------ Dataset excerpts ------
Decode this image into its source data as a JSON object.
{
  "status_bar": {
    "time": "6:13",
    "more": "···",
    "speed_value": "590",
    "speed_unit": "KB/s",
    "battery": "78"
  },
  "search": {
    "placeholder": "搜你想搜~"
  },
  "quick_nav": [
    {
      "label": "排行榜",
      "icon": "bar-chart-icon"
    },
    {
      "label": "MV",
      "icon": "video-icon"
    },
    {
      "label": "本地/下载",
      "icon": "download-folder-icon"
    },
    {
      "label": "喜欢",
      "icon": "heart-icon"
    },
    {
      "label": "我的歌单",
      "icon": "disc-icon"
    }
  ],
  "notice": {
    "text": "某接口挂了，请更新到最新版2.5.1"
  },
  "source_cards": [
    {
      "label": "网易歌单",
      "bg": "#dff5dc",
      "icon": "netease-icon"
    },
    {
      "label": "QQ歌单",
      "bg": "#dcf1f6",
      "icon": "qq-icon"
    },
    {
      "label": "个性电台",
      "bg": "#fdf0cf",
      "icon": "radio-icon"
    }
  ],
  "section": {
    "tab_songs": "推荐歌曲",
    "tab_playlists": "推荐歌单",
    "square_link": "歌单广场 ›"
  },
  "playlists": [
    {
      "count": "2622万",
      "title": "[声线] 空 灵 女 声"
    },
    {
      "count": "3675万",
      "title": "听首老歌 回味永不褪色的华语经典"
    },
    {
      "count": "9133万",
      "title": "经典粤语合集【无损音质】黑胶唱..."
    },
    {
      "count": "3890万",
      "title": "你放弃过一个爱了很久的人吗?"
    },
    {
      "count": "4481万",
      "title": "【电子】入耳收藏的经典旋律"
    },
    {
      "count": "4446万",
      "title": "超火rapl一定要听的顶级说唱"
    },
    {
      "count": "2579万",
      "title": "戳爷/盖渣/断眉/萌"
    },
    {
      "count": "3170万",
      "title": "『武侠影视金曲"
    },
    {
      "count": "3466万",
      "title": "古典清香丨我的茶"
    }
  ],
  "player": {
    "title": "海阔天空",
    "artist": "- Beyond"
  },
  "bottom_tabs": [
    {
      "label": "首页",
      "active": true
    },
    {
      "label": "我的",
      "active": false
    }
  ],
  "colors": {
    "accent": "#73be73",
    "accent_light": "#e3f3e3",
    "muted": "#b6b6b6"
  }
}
------
**What needs to be done:**
Copy every line verbatim.

**Exercise answer:**
Decode this image into its source data as a JSON object.
{
  "status_bar": {
    "time": "6:13",
    "more": "···",
    "speed_value": "590",
    "speed_unit": "KB/s",
    "battery": "78"
  },
  "search": {
    "placeholder": "搜你想搜~"
  },
  "quick_nav": [
    {
      "label": "排行榜",
      "icon": "bar-chart-icon"
    },
    {
      "label": "MV",
      "icon": "video-icon"
    },
    {
      "label": "本地/下载",
      "icon": "download-folder-icon"
    },
    {
      "label": "喜欢",
      "icon": "heart-icon"
    },
    {
      "label": "我的歌单",
      "icon": "disc-icon"
    }
  ],
  "notice": {
    "text": "某接口挂了，请更新到最新版2.5.1"
  },
  "source_cards": [
    {
      "label": "网易歌单",
      "bg": "#dff5dc",
      "icon": "netease-icon"
    },
    {
      "label": "QQ歌单",
      "bg": "#dcf1f6",
      "icon": "qq-icon"
    },
    {
      "label": "个性电台",
      "bg": "#fdf0cf",
      "icon": "radio-icon"
    }
  ],
  "section": {
    "tab_songs": "推荐歌曲",
    "tab_playlists": "推荐歌单",
    "square_link": "歌单广场 ›"
  },
  "playlists": [
    {
      "count": "2622万",
      "title": "[声线] 空 灵 女 声"
    },
    {
      "count": "3675万",
      "title": "听首老歌 回味永不褪色的华语经典"
    },
    {
      "count": "9133万",
      "title": "经典粤语合集【无损音质】黑胶唱..."
    },
    {
      "count": "3890万",
      "title": "你放弃过一个爱了很久的人吗?"
    },
    {
      "count": "4481万",
      "title": "【电子】入耳收藏的经典旋律"
    },
    {
      "count": "4446万",
      "title": "超火rapl一定要听的顶级说唱"
    },
    {
      "count": "2579万",
      "title": "戳爷/盖渣/断眉/萌"
    },
    {
      "count": "3170万",
      "title": "『武侠影视金曲"
    },
    {
      "count": "3466万",
      "title": "古典清香丨我的茶"
    }
  ],
  "player": {
    "title": "海阔天空",
    "artist": "- Beyond"
  },
  "bottom_tabs": [
    {
      "label": "首页",
      "active": true
    },
    {
      "label": "我的",
      "active": false
    }
  ],
  "colors": {
    "accent": "#73be73",
    "accent_light": "#e3f3e3",
    "muted": "#b6b6b6"
  }
}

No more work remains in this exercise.